* start Input *
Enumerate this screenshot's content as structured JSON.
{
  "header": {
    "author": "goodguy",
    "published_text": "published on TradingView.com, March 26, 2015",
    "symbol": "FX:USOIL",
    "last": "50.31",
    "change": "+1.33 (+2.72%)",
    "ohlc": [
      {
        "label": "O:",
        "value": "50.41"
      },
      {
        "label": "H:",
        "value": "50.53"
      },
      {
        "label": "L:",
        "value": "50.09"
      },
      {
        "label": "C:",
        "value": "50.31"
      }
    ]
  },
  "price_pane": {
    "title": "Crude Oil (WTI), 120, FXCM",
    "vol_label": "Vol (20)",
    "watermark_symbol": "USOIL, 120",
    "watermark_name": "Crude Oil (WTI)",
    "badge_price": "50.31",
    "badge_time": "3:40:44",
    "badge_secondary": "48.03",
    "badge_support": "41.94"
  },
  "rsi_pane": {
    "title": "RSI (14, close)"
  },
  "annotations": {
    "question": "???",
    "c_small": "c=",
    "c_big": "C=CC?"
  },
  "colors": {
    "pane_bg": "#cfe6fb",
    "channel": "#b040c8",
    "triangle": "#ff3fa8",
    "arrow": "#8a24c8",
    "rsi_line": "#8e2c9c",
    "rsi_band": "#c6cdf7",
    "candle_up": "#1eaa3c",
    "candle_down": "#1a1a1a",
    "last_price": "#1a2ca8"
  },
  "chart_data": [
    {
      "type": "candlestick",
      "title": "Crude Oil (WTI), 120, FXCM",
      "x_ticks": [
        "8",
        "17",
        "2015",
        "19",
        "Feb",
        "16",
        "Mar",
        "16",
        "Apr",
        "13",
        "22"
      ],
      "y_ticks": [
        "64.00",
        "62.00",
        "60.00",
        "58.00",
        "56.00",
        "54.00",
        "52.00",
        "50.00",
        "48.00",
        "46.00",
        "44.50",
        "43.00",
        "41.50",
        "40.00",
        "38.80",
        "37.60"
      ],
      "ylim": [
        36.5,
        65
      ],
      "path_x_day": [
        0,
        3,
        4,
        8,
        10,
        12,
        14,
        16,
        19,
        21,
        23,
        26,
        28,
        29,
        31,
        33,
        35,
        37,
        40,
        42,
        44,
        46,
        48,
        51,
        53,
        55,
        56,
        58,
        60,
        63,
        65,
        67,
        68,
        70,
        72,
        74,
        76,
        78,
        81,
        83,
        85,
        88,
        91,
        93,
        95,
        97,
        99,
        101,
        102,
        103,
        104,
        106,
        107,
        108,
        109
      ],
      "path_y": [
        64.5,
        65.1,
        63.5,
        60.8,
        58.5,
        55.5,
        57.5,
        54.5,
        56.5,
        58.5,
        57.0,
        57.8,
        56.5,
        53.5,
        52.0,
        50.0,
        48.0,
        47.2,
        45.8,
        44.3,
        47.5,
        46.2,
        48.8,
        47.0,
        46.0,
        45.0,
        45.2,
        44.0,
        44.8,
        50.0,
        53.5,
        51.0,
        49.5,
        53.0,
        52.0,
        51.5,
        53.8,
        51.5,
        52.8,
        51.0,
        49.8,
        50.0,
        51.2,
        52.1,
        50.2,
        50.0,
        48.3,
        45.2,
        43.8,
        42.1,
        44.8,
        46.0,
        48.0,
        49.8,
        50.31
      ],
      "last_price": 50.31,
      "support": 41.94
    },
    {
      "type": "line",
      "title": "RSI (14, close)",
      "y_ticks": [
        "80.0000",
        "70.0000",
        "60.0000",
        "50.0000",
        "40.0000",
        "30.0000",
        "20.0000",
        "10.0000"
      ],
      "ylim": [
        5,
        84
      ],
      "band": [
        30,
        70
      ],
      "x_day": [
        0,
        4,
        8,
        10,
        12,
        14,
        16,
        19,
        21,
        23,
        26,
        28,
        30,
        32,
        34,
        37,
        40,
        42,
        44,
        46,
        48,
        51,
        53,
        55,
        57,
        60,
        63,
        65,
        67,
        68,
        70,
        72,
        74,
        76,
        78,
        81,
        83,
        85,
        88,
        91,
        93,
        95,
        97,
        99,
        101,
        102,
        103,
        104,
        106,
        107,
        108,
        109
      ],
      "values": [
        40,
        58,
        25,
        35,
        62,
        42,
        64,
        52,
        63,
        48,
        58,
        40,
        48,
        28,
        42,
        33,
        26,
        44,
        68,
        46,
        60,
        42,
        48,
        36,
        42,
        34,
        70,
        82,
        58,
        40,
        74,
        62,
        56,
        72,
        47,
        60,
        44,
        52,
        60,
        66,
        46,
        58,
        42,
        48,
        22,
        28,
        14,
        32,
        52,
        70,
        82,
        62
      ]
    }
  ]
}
* end Input *
*Stated problem:*
Collect each line holding the string "close".

*Correct answer:*
    "title": "RSI (14, close)"
      "title": "RSI (14, close)",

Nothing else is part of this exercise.